(Exercise details) Copy, from the entries below, each line in which the string "subject" appears.

Data entries
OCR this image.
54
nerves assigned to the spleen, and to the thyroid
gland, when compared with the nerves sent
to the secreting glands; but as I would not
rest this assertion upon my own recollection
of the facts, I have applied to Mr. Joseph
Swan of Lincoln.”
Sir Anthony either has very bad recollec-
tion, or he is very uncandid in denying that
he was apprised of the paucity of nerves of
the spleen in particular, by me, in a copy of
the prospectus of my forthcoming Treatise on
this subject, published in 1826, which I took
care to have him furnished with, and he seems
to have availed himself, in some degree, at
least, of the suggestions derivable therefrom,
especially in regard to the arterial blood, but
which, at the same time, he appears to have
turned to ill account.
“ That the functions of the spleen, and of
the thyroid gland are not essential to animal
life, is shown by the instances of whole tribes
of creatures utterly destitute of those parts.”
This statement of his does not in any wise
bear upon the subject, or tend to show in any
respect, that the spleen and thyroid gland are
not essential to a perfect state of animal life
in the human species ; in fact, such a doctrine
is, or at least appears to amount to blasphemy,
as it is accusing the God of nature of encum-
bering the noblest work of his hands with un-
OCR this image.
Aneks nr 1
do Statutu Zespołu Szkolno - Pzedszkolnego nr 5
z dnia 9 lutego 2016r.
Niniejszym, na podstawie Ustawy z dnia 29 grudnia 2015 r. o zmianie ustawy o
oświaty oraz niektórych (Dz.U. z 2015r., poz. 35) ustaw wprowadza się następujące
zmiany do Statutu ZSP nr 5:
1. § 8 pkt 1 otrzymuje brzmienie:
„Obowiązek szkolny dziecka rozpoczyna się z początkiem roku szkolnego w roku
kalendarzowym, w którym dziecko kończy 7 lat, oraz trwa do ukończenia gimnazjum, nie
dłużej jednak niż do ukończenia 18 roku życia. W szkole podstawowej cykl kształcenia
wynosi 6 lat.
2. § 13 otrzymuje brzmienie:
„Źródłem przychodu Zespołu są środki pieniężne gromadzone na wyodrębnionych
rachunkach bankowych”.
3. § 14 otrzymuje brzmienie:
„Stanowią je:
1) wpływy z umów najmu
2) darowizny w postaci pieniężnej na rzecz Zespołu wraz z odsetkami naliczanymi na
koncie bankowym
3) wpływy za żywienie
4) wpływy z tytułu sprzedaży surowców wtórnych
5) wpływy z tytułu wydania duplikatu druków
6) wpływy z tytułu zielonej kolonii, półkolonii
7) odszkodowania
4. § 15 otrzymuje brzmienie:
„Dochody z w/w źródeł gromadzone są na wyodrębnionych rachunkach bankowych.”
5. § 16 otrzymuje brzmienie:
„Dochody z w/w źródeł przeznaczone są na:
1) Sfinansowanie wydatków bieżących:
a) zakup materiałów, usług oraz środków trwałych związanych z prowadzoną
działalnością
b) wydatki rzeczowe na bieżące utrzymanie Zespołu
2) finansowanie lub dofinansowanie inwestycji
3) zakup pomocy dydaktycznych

(Expected answer)
this subject, published in 1826, which I took
bear upon the subject, or tend to show in any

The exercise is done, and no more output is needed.